GOAL OF THE EXERCISE = Check each line of the material below, and copy it if it holds the string "legend".

RECORD EXCERPTS =
========
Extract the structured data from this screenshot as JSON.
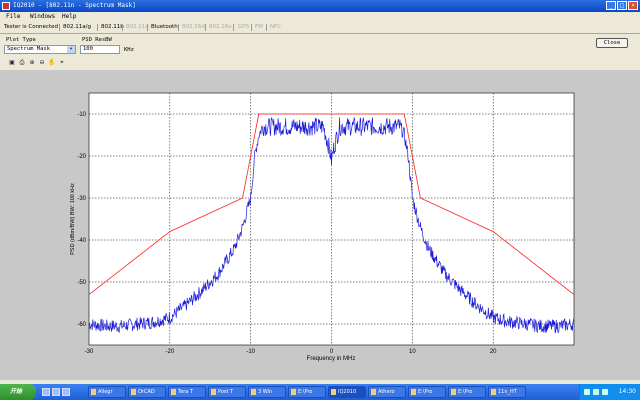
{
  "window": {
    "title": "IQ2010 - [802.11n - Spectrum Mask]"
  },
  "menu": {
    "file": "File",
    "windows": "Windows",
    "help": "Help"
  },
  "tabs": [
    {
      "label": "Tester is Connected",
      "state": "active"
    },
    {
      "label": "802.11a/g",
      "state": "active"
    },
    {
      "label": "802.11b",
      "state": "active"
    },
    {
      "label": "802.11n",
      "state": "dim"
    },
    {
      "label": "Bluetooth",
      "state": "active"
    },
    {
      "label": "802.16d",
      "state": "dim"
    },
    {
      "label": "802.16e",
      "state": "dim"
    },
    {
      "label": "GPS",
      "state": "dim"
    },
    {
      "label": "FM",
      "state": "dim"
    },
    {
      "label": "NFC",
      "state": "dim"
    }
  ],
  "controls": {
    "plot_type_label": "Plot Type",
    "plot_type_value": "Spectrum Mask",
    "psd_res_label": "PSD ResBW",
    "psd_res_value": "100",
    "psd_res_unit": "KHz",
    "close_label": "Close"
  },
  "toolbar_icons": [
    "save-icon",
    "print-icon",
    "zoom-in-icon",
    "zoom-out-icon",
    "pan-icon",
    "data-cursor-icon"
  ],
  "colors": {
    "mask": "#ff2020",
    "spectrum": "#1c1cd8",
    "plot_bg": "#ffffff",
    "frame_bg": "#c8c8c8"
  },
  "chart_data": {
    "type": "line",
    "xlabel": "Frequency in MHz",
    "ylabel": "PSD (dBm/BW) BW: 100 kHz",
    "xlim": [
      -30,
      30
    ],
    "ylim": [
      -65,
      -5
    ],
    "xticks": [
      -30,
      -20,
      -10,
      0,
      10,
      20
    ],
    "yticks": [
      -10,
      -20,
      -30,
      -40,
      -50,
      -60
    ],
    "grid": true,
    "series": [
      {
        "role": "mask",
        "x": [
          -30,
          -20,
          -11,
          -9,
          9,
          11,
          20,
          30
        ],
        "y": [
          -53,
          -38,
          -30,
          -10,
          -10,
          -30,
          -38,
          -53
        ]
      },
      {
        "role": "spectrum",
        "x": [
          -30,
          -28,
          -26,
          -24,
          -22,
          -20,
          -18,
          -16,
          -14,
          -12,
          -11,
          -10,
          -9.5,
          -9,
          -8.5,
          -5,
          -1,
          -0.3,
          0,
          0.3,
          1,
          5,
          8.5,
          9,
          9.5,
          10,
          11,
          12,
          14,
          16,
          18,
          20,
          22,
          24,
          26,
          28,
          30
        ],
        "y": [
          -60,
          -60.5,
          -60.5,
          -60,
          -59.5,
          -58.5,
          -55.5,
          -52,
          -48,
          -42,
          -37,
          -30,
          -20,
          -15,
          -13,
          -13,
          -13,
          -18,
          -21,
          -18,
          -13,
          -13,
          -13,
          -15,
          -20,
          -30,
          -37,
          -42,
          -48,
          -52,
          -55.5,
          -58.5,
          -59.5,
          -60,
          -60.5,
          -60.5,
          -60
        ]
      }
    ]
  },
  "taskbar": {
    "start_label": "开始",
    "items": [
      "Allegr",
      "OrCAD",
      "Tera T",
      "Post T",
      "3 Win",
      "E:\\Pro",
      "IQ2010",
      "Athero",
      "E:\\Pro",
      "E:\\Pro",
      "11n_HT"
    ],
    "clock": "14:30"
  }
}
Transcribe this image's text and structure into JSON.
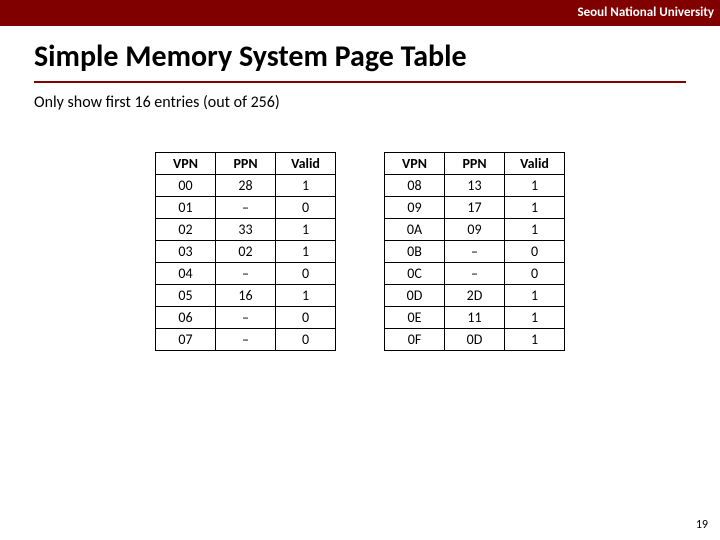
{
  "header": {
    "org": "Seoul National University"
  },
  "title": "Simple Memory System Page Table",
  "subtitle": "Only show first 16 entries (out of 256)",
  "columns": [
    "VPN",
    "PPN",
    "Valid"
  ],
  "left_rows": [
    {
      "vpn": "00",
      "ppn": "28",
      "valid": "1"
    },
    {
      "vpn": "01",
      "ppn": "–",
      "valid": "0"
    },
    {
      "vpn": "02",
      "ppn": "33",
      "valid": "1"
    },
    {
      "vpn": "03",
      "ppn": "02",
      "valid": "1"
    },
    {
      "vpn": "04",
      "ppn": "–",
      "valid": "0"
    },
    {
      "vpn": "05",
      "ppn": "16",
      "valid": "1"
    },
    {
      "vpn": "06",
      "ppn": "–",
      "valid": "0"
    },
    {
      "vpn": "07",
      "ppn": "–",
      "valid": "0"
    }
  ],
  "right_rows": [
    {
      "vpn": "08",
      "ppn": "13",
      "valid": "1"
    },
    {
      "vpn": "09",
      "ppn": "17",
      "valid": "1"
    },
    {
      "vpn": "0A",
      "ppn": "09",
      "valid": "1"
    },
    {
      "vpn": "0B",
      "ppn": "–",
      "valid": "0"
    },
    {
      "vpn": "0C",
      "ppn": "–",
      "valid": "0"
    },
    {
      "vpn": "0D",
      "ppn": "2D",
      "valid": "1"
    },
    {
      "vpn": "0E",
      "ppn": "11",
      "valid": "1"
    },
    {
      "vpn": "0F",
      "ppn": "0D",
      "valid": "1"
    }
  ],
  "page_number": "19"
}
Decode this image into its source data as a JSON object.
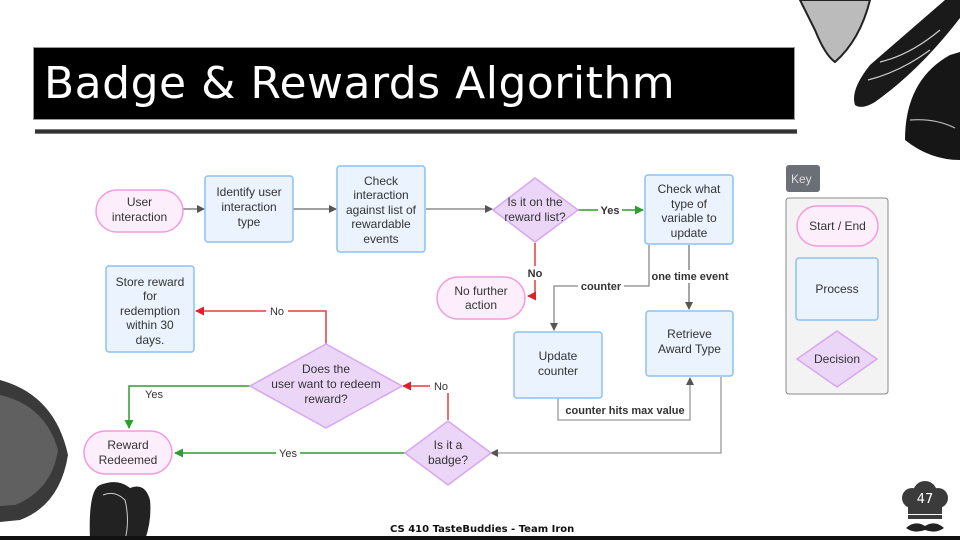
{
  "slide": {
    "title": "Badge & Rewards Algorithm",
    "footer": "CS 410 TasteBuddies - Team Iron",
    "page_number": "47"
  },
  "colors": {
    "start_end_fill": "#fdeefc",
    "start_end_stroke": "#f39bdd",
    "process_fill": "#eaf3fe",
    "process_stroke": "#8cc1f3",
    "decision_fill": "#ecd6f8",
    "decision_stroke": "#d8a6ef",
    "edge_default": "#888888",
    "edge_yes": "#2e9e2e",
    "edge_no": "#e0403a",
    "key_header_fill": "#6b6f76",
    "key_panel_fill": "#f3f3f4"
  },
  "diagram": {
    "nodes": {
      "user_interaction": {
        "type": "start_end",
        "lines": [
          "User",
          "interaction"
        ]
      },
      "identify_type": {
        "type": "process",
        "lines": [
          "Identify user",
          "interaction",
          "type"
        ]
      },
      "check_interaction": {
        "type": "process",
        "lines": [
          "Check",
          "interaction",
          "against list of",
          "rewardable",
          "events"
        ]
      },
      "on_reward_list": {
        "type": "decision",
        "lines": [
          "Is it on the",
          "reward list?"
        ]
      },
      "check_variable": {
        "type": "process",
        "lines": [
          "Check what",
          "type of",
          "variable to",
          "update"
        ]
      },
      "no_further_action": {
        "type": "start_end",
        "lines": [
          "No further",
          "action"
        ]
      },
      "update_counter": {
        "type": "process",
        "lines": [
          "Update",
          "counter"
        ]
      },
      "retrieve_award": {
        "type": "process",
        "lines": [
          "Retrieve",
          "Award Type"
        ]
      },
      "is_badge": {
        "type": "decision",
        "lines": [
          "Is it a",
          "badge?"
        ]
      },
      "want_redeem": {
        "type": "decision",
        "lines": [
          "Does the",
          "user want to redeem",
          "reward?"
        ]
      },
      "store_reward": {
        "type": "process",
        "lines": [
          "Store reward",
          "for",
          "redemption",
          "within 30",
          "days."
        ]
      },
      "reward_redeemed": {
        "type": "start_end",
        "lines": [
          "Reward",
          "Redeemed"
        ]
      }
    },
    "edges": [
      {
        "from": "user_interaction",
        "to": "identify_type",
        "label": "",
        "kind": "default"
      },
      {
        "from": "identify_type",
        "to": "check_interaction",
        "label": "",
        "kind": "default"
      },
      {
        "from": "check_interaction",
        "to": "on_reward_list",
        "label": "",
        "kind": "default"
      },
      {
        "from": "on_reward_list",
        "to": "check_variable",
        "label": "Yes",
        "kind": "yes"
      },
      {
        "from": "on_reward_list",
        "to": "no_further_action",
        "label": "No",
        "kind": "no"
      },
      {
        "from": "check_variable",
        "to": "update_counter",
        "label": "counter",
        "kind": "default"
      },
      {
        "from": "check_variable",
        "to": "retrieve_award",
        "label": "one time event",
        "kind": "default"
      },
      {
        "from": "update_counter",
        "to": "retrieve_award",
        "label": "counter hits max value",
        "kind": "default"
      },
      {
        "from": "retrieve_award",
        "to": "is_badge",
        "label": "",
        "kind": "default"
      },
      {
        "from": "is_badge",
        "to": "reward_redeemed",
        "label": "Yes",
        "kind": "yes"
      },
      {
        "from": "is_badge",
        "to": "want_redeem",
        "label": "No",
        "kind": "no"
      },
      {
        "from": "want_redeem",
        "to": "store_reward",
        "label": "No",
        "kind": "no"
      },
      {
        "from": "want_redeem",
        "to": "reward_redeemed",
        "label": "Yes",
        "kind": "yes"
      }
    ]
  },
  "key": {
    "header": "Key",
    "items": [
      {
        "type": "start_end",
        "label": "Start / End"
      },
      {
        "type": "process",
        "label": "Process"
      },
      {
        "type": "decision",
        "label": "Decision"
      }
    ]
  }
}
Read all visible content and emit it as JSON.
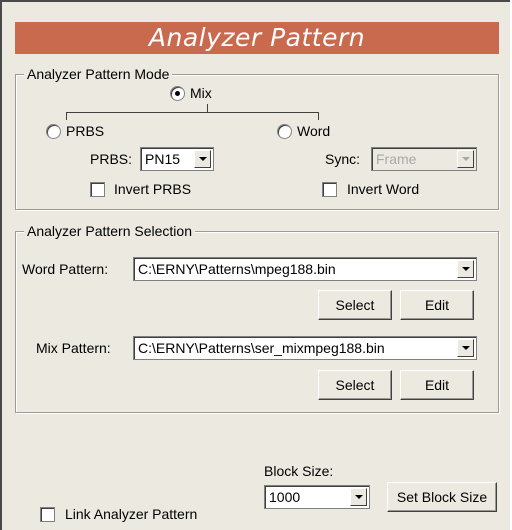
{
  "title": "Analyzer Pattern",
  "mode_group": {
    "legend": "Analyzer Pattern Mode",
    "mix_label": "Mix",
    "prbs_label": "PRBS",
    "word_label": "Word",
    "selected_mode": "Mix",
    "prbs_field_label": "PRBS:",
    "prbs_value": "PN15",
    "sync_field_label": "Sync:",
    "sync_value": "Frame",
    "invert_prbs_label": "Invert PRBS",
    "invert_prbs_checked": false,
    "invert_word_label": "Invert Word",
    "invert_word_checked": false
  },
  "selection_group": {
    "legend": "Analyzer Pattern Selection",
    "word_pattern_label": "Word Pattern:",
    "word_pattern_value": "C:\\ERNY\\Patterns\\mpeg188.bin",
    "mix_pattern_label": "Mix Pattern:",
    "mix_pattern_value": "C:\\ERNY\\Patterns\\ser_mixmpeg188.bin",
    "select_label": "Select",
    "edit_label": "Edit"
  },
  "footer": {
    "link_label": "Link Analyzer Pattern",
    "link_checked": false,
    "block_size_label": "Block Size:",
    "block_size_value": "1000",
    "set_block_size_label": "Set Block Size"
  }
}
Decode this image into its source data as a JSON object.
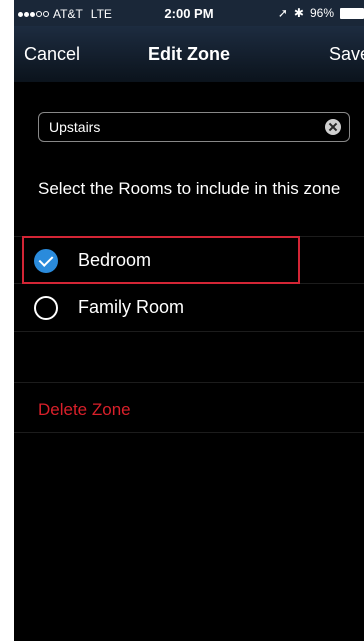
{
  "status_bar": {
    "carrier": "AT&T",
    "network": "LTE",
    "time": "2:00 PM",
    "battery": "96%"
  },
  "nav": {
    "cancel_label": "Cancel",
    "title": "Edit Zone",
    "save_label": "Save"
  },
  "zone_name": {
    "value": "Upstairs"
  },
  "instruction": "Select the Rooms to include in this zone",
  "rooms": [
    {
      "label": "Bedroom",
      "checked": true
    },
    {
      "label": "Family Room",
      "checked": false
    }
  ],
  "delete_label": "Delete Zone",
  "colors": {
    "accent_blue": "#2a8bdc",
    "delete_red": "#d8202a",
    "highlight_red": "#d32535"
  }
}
========
RESPONSE TO THE TASK =
    "legend": "Analyzer Pattern Mode",
    "legend": "Analyzer Pattern Selection",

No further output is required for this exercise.